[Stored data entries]
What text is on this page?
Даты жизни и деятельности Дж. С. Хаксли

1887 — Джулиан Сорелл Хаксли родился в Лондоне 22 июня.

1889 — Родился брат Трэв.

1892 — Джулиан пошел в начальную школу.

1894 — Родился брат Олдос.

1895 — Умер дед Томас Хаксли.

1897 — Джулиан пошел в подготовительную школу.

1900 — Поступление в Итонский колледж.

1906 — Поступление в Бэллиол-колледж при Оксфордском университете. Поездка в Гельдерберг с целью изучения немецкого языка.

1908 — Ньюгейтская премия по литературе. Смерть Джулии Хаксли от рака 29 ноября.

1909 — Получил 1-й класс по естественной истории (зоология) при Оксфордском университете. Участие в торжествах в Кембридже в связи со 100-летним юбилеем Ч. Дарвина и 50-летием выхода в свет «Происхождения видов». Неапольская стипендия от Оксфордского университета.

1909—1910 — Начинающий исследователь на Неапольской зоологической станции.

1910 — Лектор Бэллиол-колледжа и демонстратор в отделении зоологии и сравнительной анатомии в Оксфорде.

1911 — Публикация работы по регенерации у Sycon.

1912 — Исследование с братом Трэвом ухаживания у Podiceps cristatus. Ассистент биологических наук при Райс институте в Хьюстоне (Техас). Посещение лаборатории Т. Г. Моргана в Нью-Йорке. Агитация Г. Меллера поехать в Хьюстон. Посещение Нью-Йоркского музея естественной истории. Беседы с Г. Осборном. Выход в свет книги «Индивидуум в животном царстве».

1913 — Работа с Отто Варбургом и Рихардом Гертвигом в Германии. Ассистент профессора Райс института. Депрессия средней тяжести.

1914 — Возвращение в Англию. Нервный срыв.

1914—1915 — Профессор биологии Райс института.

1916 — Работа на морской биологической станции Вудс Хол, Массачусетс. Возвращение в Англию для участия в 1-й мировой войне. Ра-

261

• Goal:
Return all of the entries word for word.

• Written response:
What text is on this page?
Даты жизни и деятельности Дж. С. Хаксли

1887 — Джулиан Сорелл Хаксли родился в Лондоне 22 июня.

1889 — Родился брат Трэв.

1892 — Джулиан пошел в начальную школу.

1894 — Родился брат Олдос.

1895 — Умер дед Томас Хаксли.

1897 — Джулиан пошел в подготовительную школу.

1900 — Поступление в Итонский колледж.

1906 — Поступление в Бэллиол-колледж при Оксфордском университете. Поездка в Гельдерберг с целью изучения немецкого языка.

1908 — Ньюгейтская премия по литературе. Смерть Джулии Хаксли от рака 29 ноября.

1909 — Получил 1-й класс по естественной истории (зоология) при Оксфордском университете. Участие в торжествах в Кембридже в связи со 100-летним юбилеем Ч. Дарвина и 50-летием выхода в свет «Происхождения видов». Неапольская стипендия от Оксфордского университета.

1909—1910 — Начинающий исследователь на Неапольской зоологической станции.

1910 — Лектор Бэллиол-колледжа и демонстратор в отделении зоологии и сравнительной анатомии в Оксфорде.

1911 — Публикация работы по регенерации у Sycon.

1912 — Исследование с братом Трэвом ухаживания у Podiceps cristatus. Ассистент биологических наук при Райс институте в Хьюстоне (Техас). Посещение лаборатории Т. Г. Моргана в Нью-Йорке. Агитация Г. Меллера поехать в Хьюстон. Посещение Нью-Йоркского музея естественной истории. Беседы с Г. Осборном. Выход в свет книги «Индивидуум в животном царстве».

1913 — Работа с Отто Варбургом и Рихардом Гертвигом в Германии. Ассистент профессора Райс института. Депрессия средней тяжести.

1914 — Возвращение в Англию. Нервный срыв.

1914—1915 — Профессор биологии Райс института.

1916 — Работа на морской биологической станции Вудс Хол, Массачусетс. Возвращение в Англию для участия в 1-й мировой войне. Ра-

261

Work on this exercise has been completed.